## Items from a dataset
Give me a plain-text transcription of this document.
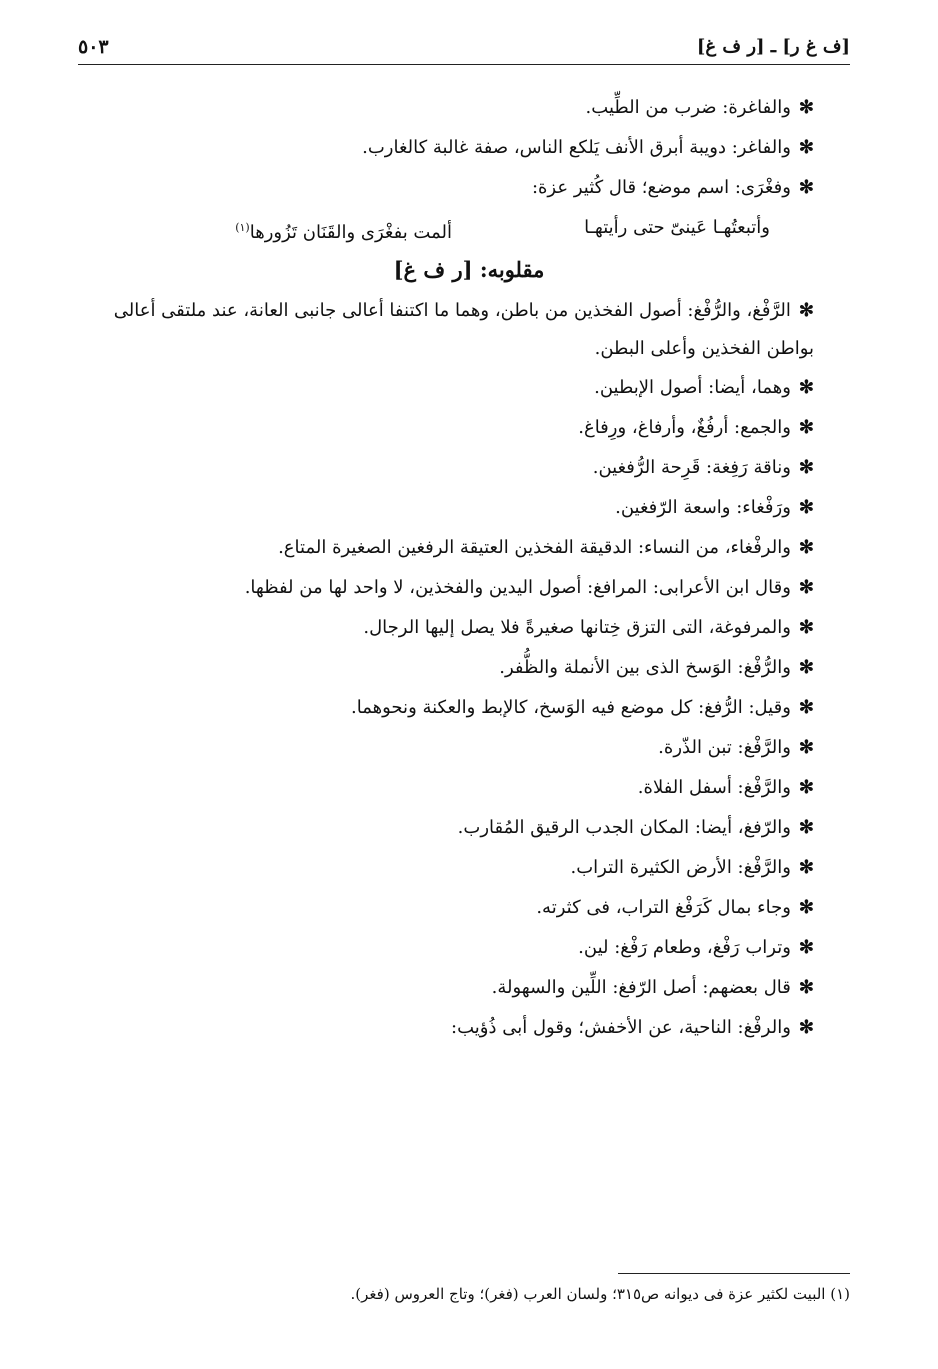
[ف غ ر] ـ [ر ف غ]
٥٠٣
✻والفاغرة: ضرب من الطِّيب.
✻والفاغر: دويبة أبرق الأنف يَلكع الناس، صفة غالبة كالغارب.
✻وفغْرَى: اسم موضع؛ قال كُثير عزة:
وأتبعتُهـا عَينىّ حتى رأيتهـا
ألمت بفغْرَى والقَنَان تَزُورها$^{(١)}$
مقلوبه: [ر ف غ]
✻الرَّفْغ، والرُّفْغ: أصول الفخذين من باطن، وهما ما اكتنفا أعالى جانبى العانة، عند ملتقى أعالى بواطن الفخذين وأعلى البطن.
✻وهما، أيضا: أصول الإبطين.
✻والجمع: أرفُغٌ، وأرفاغ، ورِفاغ.
✻وناقة رَفِغة: قَرِحة الرُّفغين.
✻ورَفْغاء: واسعة الرّفغين.
✻والرفْغاء، من النساء: الدقيقة الفخذين العتيقة الرفغين الصغيرة المتاع.
✻وقال ابن الأعرابى: المرافغ: أصول اليدين والفخذين، لا واحد لها من لفظها.
✻والمرفوغة، التى التزق خِتانها صغيرةً فلا يصل إليها الرجال.
✻والرُّفْغ: الوَسخ الذى بين الأنملة والظُّفر.
✻وقيل: الرُّفغ: كل موضع فيه الوَسخ، كالإبط والعكنة ونحوهما.
✻والرَّفْغ: تبن الذّرة.
✻والرَّفْغ: أسفل الفلاة.
✻والرّفغ، أيضا: المكان الجدب الرقيق المُقارب.
✻والرَّفْغ: الأرض الكثيرة التراب.
✻وجاء بمال كَرَفْغ التراب، فى كثرته.
✻وتراب رَفْغ، وطعام رَفْغ: لين.
✻قال بعضهم: أصل الرّفغ: اللِّين والسهولة.
✻والرفْغ: الناحية، عن الأخفش؛ وقول أبى ذُؤيب:
(١) البيت لكثير عزة فى ديوانه ص٣١٥؛ ولسان العرب (فغر)؛ وتاج العروس (فغر).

## Your task
Determine how many lines include the string "التراب". Give no answer but the number.

## Task answer
2